### What you will do
A) Drawing on the Marion Square article, explain in one to three sentences why the site's history is hard for today's visitors to see.
B) Extend the article on Marion Square's history, beginning right after its final sentence.

### Page extract
+ + +
Horn Work at Marion Square. PHOTO BY SARAH NELL BLACKWELL
 

By Douglas Bostick

 

Marion Square is known to locals and visitors as the place to get locally grown vegetables in the summer, witness raptors take flight during the Southeastern Wildlife Exposition and enjoy a picnic or toss a frisbee. However, like many modern public amenities of the Holy City, the site’s history mostly lies a foot below ground:  Only a mysterious slab of gray, concrete-like material behind a modest iron fence offers a hint as to what this place once was. The marker reads:  “Remnant of Horn Work, May 1780, Siege of Charleston.” This brief text imparts little of the dramatic story behind the massive structure that once dominated the site during the American Revolution.
+ + +
### Data extract
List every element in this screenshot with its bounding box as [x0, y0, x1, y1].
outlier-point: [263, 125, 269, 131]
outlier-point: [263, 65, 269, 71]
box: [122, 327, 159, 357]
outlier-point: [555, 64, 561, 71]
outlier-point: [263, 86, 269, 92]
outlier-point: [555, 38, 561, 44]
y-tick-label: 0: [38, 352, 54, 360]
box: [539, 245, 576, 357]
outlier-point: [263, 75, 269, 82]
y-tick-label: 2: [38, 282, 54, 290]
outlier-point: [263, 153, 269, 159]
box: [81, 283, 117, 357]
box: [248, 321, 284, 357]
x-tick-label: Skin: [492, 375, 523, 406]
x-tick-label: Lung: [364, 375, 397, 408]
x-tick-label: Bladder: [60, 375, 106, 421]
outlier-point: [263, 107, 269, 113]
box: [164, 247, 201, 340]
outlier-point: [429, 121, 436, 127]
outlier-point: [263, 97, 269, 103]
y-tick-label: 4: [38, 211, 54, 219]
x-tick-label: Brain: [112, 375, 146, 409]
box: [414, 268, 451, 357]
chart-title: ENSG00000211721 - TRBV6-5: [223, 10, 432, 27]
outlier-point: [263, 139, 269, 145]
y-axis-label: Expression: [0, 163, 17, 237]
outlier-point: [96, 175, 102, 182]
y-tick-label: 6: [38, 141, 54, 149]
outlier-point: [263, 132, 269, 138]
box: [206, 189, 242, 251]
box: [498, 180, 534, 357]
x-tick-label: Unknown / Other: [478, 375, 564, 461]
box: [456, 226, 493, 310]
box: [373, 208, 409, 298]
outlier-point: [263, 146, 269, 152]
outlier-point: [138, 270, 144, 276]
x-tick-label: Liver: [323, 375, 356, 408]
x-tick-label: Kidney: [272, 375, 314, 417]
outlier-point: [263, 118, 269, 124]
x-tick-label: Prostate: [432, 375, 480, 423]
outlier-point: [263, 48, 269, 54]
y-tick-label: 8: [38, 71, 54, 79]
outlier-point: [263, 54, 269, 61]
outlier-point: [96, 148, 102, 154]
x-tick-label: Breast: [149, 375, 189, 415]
+ + +
### Answers per task
A) Most of the site's history lies a foot below ground. The only visible trace is a slab of gray, concrete-like material behind a modest iron fence, and its marker, "Remnant of Horn Work, May 1780, Siege of Charleston," says little about the massive structure that once dominated the site during the American Revolution.

B)
The “Horn Work” was a large fortification that once straddled the “Broad Path” (now King Street), just north of Charleston’s Boundary Street (now Calhoun). The name “Horn Work” is a generic term used to describe a broad fortress with a central gateway built to control the flow of traffic in and out of a town. On its east and west sides, the gate in King Street was flanked by pair of horn-like half-bastions that projected northward, away from the town. Constructed during the French and Indian War with a footprint of approximately 10 acres, Charleston’s Horn Work was the northernmost link in a chain of fortifications surrounding the peninsular capital of South Carolina.

It was designed in 1757 by Lieutenant Emanuel Hess, a Swiss engineer serving the British 60th Regiment stationed in Charleston who also designed new fortifications on James Island during his brief tenure in the city, Port Royal Island and at Dorchester, all of which were built of an oyster-shell cement called tabby and shared many design features. George Roupell, one of the local Commissioners of Fortifications, designed a decorative “gateway at the entrance into town through the Horn Work, which was approved and built in 1758. Local funding for the project was canceled in early 1759 after British victories in Canada dispelled the threat of further French offensive actions and work ceased in April of that year.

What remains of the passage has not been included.